Start of Input for this task
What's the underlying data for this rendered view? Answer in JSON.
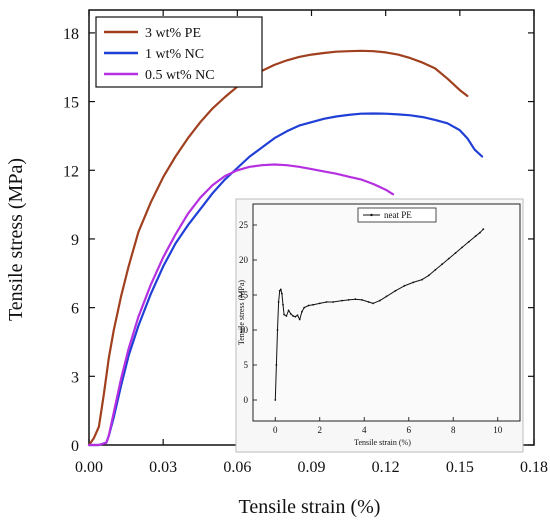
{
  "chart_data": [
    {
      "type": "line",
      "xlabel": "Tensile strain (%)",
      "ylabel": "Tensile stress (MPa)",
      "xlim": [
        0,
        0.18
      ],
      "ylim": [
        0,
        19
      ],
      "xticks": [
        0.0,
        0.03,
        0.06,
        0.09,
        0.12,
        0.15,
        0.18
      ],
      "xtick_labels": [
        "0.00",
        "0.03",
        "0.06",
        "0.09",
        "0.12",
        "0.15",
        "0.18"
      ],
      "yticks": [
        0,
        3,
        6,
        9,
        12,
        15,
        18
      ],
      "ytick_labels": [
        "0",
        "3",
        "6",
        "9",
        "12",
        "15",
        "18"
      ],
      "grid": false,
      "legend": "top-left",
      "series": [
        {
          "name": "3 wt% PE",
          "color": "#a0401e",
          "x": [
            0,
            0.002,
            0.004,
            0.006,
            0.008,
            0.01,
            0.013,
            0.016,
            0.02,
            0.025,
            0.03,
            0.035,
            0.04,
            0.045,
            0.05,
            0.055,
            0.06,
            0.065,
            0.07,
            0.075,
            0.08,
            0.085,
            0.09,
            0.095,
            0.1,
            0.105,
            0.11,
            0.115,
            0.12,
            0.125,
            0.13,
            0.135,
            0.14,
            0.145,
            0.15,
            0.153
          ],
          "y": [
            0,
            0.3,
            0.8,
            2.2,
            3.8,
            5.0,
            6.5,
            7.8,
            9.3,
            10.6,
            11.7,
            12.6,
            13.4,
            14.1,
            14.7,
            15.2,
            15.65,
            16.0,
            16.35,
            16.6,
            16.8,
            16.95,
            17.05,
            17.12,
            17.18,
            17.2,
            17.22,
            17.2,
            17.15,
            17.05,
            16.9,
            16.7,
            16.45,
            16.0,
            15.5,
            15.25
          ]
        },
        {
          "name": "1 wt% NC",
          "color": "#1f3fd6",
          "x": [
            0,
            0.004,
            0.007,
            0.008,
            0.01,
            0.013,
            0.016,
            0.02,
            0.025,
            0.03,
            0.035,
            0.04,
            0.045,
            0.05,
            0.055,
            0.06,
            0.065,
            0.07,
            0.075,
            0.08,
            0.085,
            0.09,
            0.095,
            0.1,
            0.105,
            0.11,
            0.115,
            0.12,
            0.125,
            0.13,
            0.135,
            0.14,
            0.145,
            0.15,
            0.153,
            0.156,
            0.159
          ],
          "y": [
            0,
            0.0,
            0.1,
            0.4,
            1.2,
            2.6,
            3.9,
            5.2,
            6.6,
            7.8,
            8.8,
            9.6,
            10.3,
            11.0,
            11.6,
            12.1,
            12.6,
            13.0,
            13.4,
            13.7,
            13.95,
            14.1,
            14.25,
            14.35,
            14.42,
            14.47,
            14.48,
            14.47,
            14.44,
            14.4,
            14.32,
            14.2,
            14.05,
            13.75,
            13.4,
            12.9,
            12.6
          ]
        },
        {
          "name": "0.5 wt% NC",
          "color": "#b530e0",
          "x": [
            0,
            0.004,
            0.007,
            0.008,
            0.01,
            0.013,
            0.016,
            0.02,
            0.025,
            0.03,
            0.035,
            0.04,
            0.045,
            0.05,
            0.055,
            0.06,
            0.065,
            0.07,
            0.075,
            0.08,
            0.085,
            0.09,
            0.095,
            0.1,
            0.105,
            0.11,
            0.115,
            0.12,
            0.123
          ],
          "y": [
            0,
            0.0,
            0.1,
            0.4,
            1.4,
            2.9,
            4.2,
            5.6,
            7.0,
            8.2,
            9.2,
            10.1,
            10.8,
            11.35,
            11.75,
            12.0,
            12.15,
            12.22,
            12.25,
            12.22,
            12.15,
            12.05,
            11.95,
            11.85,
            11.72,
            11.6,
            11.4,
            11.15,
            10.95
          ]
        }
      ]
    },
    {
      "type": "line",
      "xlabel": "Tensile strain (%)",
      "ylabel": "Tensile stress (MPa)",
      "xlim": [
        -1,
        11
      ],
      "ylim": [
        -3,
        28
      ],
      "xticks": [
        0,
        2,
        4,
        6,
        8,
        10
      ],
      "xtick_labels": [
        "0",
        "2",
        "4",
        "6",
        "8",
        "10"
      ],
      "yticks": [
        0,
        5,
        10,
        15,
        20,
        25
      ],
      "ytick_labels": [
        "0",
        "5",
        "10",
        "15",
        "20",
        "25"
      ],
      "grid": false,
      "legend": "top-center",
      "series": [
        {
          "name": "neat PE",
          "color": "#111111",
          "x": [
            0,
            0.05,
            0.1,
            0.15,
            0.2,
            0.25,
            0.3,
            0.35,
            0.4,
            0.5,
            0.6,
            0.7,
            0.8,
            0.9,
            1.0,
            1.1,
            1.2,
            1.3,
            1.5,
            1.7,
            2.0,
            2.3,
            2.6,
            3.0,
            3.3,
            3.6,
            3.9,
            4.2,
            4.4,
            4.7,
            5.0,
            5.4,
            5.8,
            6.2,
            6.6,
            6.9,
            7.2,
            7.5,
            7.8,
            8.1,
            8.4,
            8.7,
            9.0,
            9.2,
            9.35
          ],
          "y": [
            0,
            5,
            10,
            14,
            15.6,
            15.8,
            15.2,
            13.6,
            12.2,
            12.0,
            12.8,
            12.3,
            12.0,
            11.9,
            12.1,
            11.5,
            12.6,
            13.2,
            13.5,
            13.6,
            13.8,
            14.0,
            14.0,
            14.2,
            14.3,
            14.4,
            14.3,
            14.0,
            13.8,
            14.2,
            14.8,
            15.6,
            16.3,
            16.8,
            17.2,
            17.8,
            18.6,
            19.4,
            20.2,
            21.0,
            21.8,
            22.6,
            23.4,
            23.9,
            24.4
          ]
        }
      ]
    }
  ]
}
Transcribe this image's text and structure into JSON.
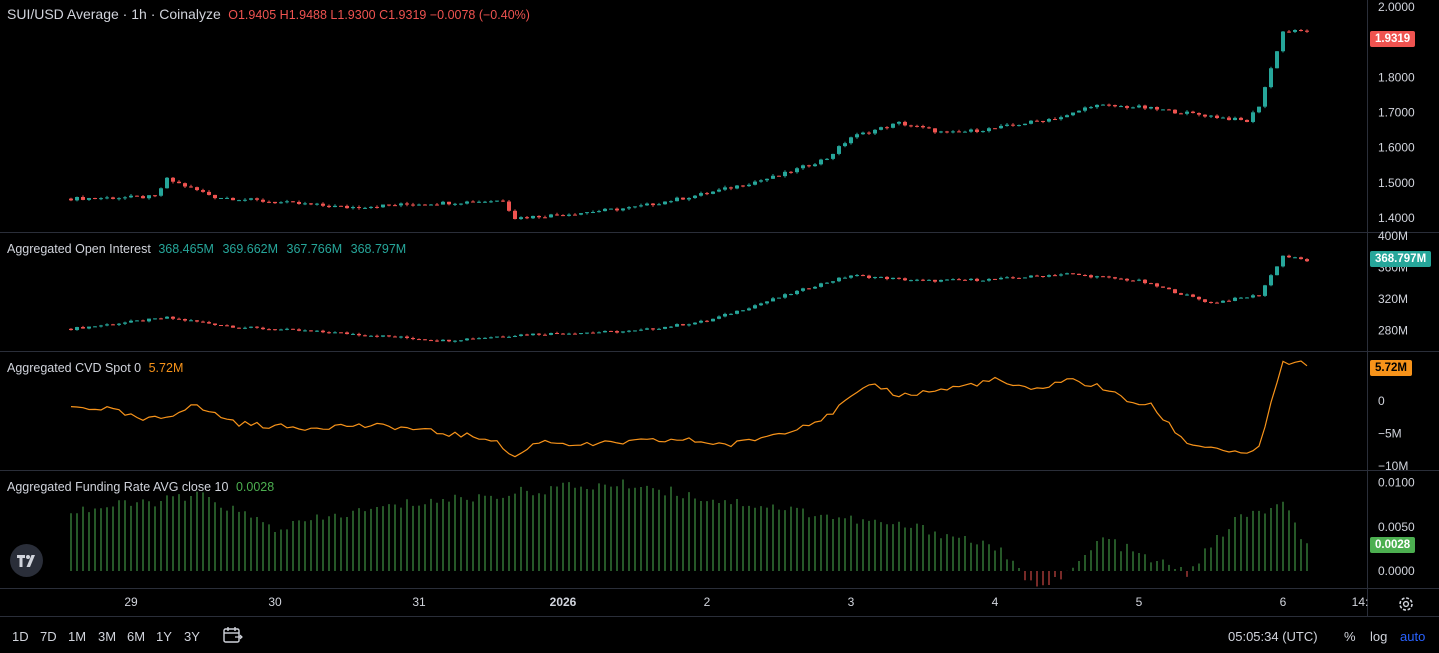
{
  "main": {
    "title": "SUI/USD Average · 1h · Coinalyze",
    "ohlc": {
      "o_label": "O",
      "o": "1.9405",
      "h_label": "H",
      "h": "1.9488",
      "l_label": "L",
      "l": "1.9300",
      "c_label": "C",
      "c": "1.9319",
      "change": "−0.0078 (−0.40%)"
    },
    "last_price_badge": "1.9319",
    "y_ticks": [
      "2.0000",
      "1.9000",
      "1.8000",
      "1.7000",
      "1.6000",
      "1.5000",
      "1.4000"
    ]
  },
  "open_interest": {
    "title": "Aggregated Open Interest",
    "values": [
      "368.465M",
      "369.662M",
      "367.766M",
      "368.797M"
    ],
    "badge": "368.797M",
    "y_ticks": [
      "400M",
      "360M",
      "320M",
      "280M"
    ]
  },
  "cvd": {
    "title": "Aggregated CVD Spot 0",
    "value": "5.72M",
    "badge": "5.72M",
    "y_ticks": [
      "0",
      "−5M",
      "−10M"
    ]
  },
  "funding": {
    "title": "Aggregated Funding Rate AVG close 10",
    "value": "0.0028",
    "badge": "0.0028",
    "y_ticks": [
      "0.0100",
      "0.0050",
      "0.0000"
    ]
  },
  "x_axis": {
    "ticks": [
      "29",
      "30",
      "31",
      "2026",
      "2",
      "3",
      "4",
      "5",
      "6",
      "14:"
    ]
  },
  "bottom_bar": {
    "timeframes": [
      "1D",
      "7D",
      "1M",
      "3M",
      "6M",
      "1Y",
      "3Y"
    ],
    "clock": "05:05:34 (UTC)",
    "percent": "%",
    "log": "log",
    "auto": "auto"
  },
  "icons": [
    "tradingview-logo-icon",
    "calendar-range-icon",
    "gear-icon"
  ],
  "colors": {
    "up": "#26a69a",
    "down": "#ef5350",
    "cvd_line": "#f7931a",
    "funding_pos": "#4caf50",
    "funding_neg": "#ef5350",
    "grid_separator": "#2a2e39",
    "text": "#d1d4dc",
    "auto_blue": "#2962ff"
  },
  "chart_data": [
    {
      "type": "line",
      "name": "price_close_approx",
      "x": [
        "Dec 28 14:00",
        "Dec 29 04:00",
        "Dec 29 06:00",
        "Dec 29 14:00",
        "Dec 30 00:00",
        "Dec 30 12:00",
        "Dec 31 00:00",
        "Dec 31 14:00",
        "Dec 31 16:00",
        "Jan 01 00:00",
        "Jan 01 12:00",
        "Jan 02 00:00",
        "Jan 02 12:00",
        "Jan 02 20:00",
        "Jan 03 00:00",
        "Jan 03 08:00",
        "Jan 03 16:00",
        "Jan 04 00:00",
        "Jan 04 12:00",
        "Jan 04 16:00",
        "Jan 05 00:00",
        "Jan 05 12:00",
        "Jan 05 18:00",
        "Jan 05 20:00",
        "Jan 06 00:00",
        "Jan 06 04:00"
      ],
      "y": [
        1.455,
        1.46,
        1.51,
        1.46,
        1.445,
        1.43,
        1.44,
        1.45,
        1.4,
        1.41,
        1.43,
        1.47,
        1.52,
        1.57,
        1.63,
        1.67,
        1.64,
        1.655,
        1.69,
        1.72,
        1.715,
        1.69,
        1.675,
        1.72,
        1.93,
        1.9319
      ],
      "ylim": [
        1.36,
        2.02
      ]
    },
    {
      "type": "line",
      "name": "open_interest_approx",
      "x": [
        "Dec 28 14:00",
        "Dec 29 06:00",
        "Dec 29 18:00",
        "Dec 30 12:00",
        "Dec 31 04:00",
        "Dec 31 18:00",
        "Jan 01 12:00",
        "Jan 02 00:00",
        "Jan 02 18:00",
        "Jan 03 00:00",
        "Jan 03 12:00",
        "Jan 04 00:00",
        "Jan 04 12:00",
        "Jan 05 00:00",
        "Jan 05 12:00",
        "Jan 05 20:00",
        "Jan 06 00:00",
        "Jan 06 04:00"
      ],
      "y": [
        282,
        296,
        284,
        276,
        267,
        275,
        279,
        292,
        337,
        350,
        343,
        345,
        352,
        343,
        315,
        325,
        375,
        368.797
      ],
      "ylim": [
        255,
        404
      ]
    },
    {
      "type": "line",
      "name": "Aggregated CVD Spot",
      "x": [
        "Dec 28 14:00",
        "Dec 28 20:00",
        "Dec 29 02:00",
        "Dec 29 06:00",
        "Dec 29 10:00",
        "Dec 29 18:00",
        "Dec 30 04:00",
        "Dec 30 12:00",
        "Dec 30 20:00",
        "Dec 31 04:00",
        "Dec 31 12:00",
        "Dec 31 16:00",
        "Dec 31 20:00",
        "Jan 01 04:00",
        "Jan 01 12:00",
        "Jan 01 20:00",
        "Jan 02 04:00",
        "Jan 02 12:00",
        "Jan 02 20:00",
        "Jan 03 00:00",
        "Jan 03 04:00",
        "Jan 03 08:00",
        "Jan 03 16:00",
        "Jan 04 00:00",
        "Jan 04 06:00",
        "Jan 04 12:00",
        "Jan 04 18:00",
        "Jan 04 22:00",
        "Jan 05 02:00",
        "Jan 05 08:00",
        "Jan 05 14:00",
        "Jan 05 18:00",
        "Jan 05 20:00",
        "Jan 06 00:00",
        "Jan 06 04:00"
      ],
      "y": [
        -1.0,
        -1.2,
        -3.0,
        -2.5,
        -0.6,
        -3.5,
        -4.2,
        -3.8,
        -4.0,
        -5.0,
        -5.8,
        -8.7,
        -6.2,
        -6.8,
        -6.3,
        -6.0,
        -6.8,
        -5.0,
        -2.5,
        0.5,
        2.5,
        0.8,
        1.8,
        3.2,
        1.5,
        3.3,
        2.0,
        0.0,
        -0.8,
        -6.5,
        -7.5,
        -8.5,
        -7.0,
        5.8,
        5.72
      ],
      "ylim": [
        -10.5,
        7.5
      ]
    },
    {
      "type": "bar",
      "name": "Aggregated Funding Rate AVG close 10",
      "x": [
        "Dec 28 14:00",
        "Dec 29 12:00",
        "Dec 30 00:00",
        "Dec 30 12:00",
        "Dec 31 00:00",
        "Dec 31 12:00",
        "Jan 01 00:00",
        "Jan 01 12:00",
        "Jan 02 00:00",
        "Jan 02 12:00",
        "Jan 03 00:00",
        "Jan 03 12:00",
        "Jan 04 00:00",
        "Jan 04 06:00",
        "Jan 04 12:00",
        "Jan 04 18:00",
        "Jan 05 00:00",
        "Jan 05 08:00",
        "Jan 05 16:00",
        "Jan 06 00:00",
        "Jan 06 04:00"
      ],
      "y": [
        0.0068,
        0.0085,
        0.0048,
        0.0065,
        0.0078,
        0.0085,
        0.0095,
        0.0098,
        0.0082,
        0.0072,
        0.0058,
        0.0048,
        0.0028,
        -0.0015,
        -0.0005,
        0.0038,
        0.0018,
        -0.0002,
        0.0058,
        0.0075,
        0.0028
      ],
      "ylim": [
        -0.0018,
        0.0113
      ]
    }
  ]
}
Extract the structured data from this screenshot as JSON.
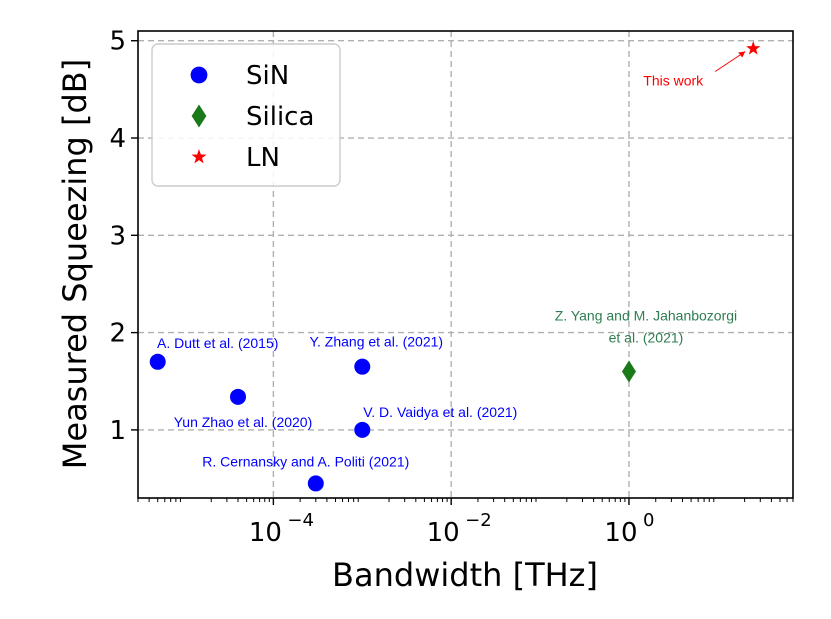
{
  "chart_data": {
    "type": "scatter",
    "xscale": "log",
    "xlim": [
      3e-06,
      70
    ],
    "ylim": [
      0.3,
      5.1
    ],
    "grid": true,
    "legend_location": "top-left",
    "xlabel": "Bandwidth [THz]",
    "ylabel": "Measured Squeezing [dB]",
    "x_ticks": [
      {
        "value": 0.0001,
        "base": "10",
        "exp": "−4"
      },
      {
        "value": 0.01,
        "base": "10",
        "exp": "−2"
      },
      {
        "value": 1,
        "base": "10",
        "exp": "0"
      }
    ],
    "y_ticks": [
      {
        "value": 1,
        "label": "1"
      },
      {
        "value": 2,
        "label": "2"
      },
      {
        "value": 3,
        "label": "3"
      },
      {
        "value": 4,
        "label": "4"
      },
      {
        "value": 5,
        "label": "5"
      }
    ],
    "series": [
      {
        "name": "SiN",
        "marker": "circle",
        "color": "#0000ff",
        "points": [
          {
            "x": 5e-06,
            "y": 1.7,
            "label": "A. Dutt et al. (2015)"
          },
          {
            "x": 4e-05,
            "y": 1.34,
            "label": "Yun Zhao et al. (2020)"
          },
          {
            "x": 0.0003,
            "y": 0.45,
            "label": "R. Cernansky and A. Politi (2021)"
          },
          {
            "x": 0.001,
            "y": 1.65,
            "label": "Y. Zhang et al. (2021)"
          },
          {
            "x": 0.001,
            "y": 1.0,
            "label": "V. D. Vaidya et al. (2021)"
          }
        ]
      },
      {
        "name": "Silica",
        "marker": "diamond",
        "color": "#1a7a1a",
        "points": [
          {
            "x": 1,
            "y": 1.6,
            "label_lines": [
              "Z. Yang and M. Jahanbozorgi",
              "et al. (2021)"
            ]
          }
        ]
      },
      {
        "name": "LN",
        "marker": "star",
        "color": "#ff0000",
        "points": [
          {
            "x": 25,
            "y": 4.92,
            "label": "This work"
          }
        ]
      }
    ]
  }
}
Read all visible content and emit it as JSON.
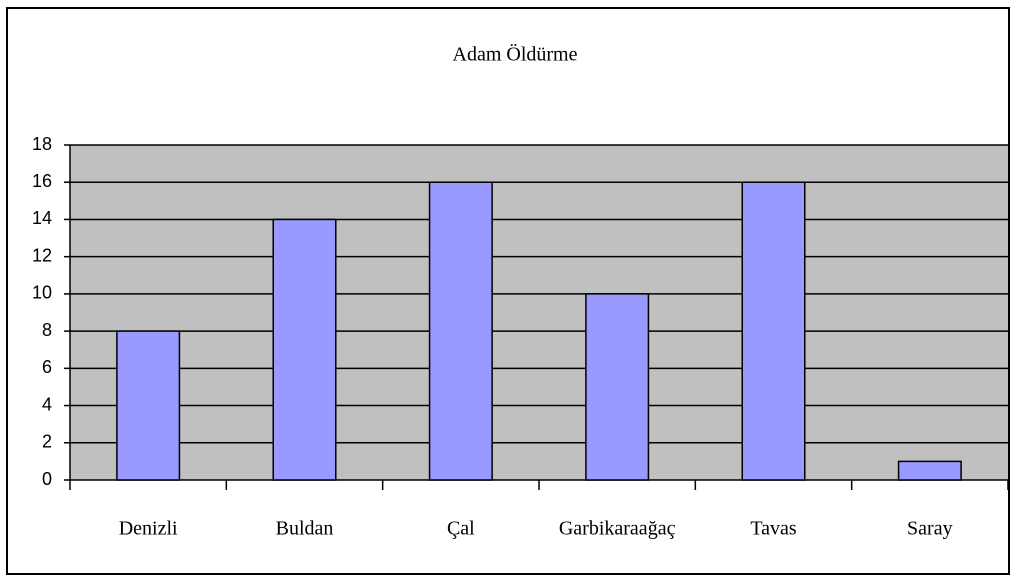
{
  "chart_data": {
    "type": "bar",
    "title": "Adam Öldürme",
    "categories": [
      "Denizli",
      "Buldan",
      "Çal",
      "Garbikaraağaç",
      "Tavas",
      "Saray"
    ],
    "values": [
      8,
      14,
      16,
      10,
      16,
      1
    ],
    "color": "#9999ff",
    "ylim": [
      0,
      18
    ],
    "yticks": [
      0,
      2,
      4,
      6,
      8,
      10,
      12,
      14,
      16,
      18
    ],
    "grid": true
  }
}
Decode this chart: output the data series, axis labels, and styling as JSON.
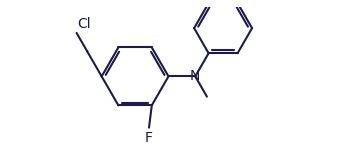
{
  "bond_color": "#1c1c4a",
  "bg_color": "#ffffff",
  "lw": 1.5,
  "dbo": 0.05,
  "fs": 10,
  "fig_width": 3.37,
  "fig_height": 1.5,
  "dpi": 100,
  "xlim": [
    -0.3,
    5.7
  ],
  "ylim": [
    -1.1,
    1.35
  ]
}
End of Input for this task
Look for the word "marker" in every line of the listing and copy the lines that have it.

Task solution >>
        "marker": "circle",
        "marker": "diamond",
        "marker": "star",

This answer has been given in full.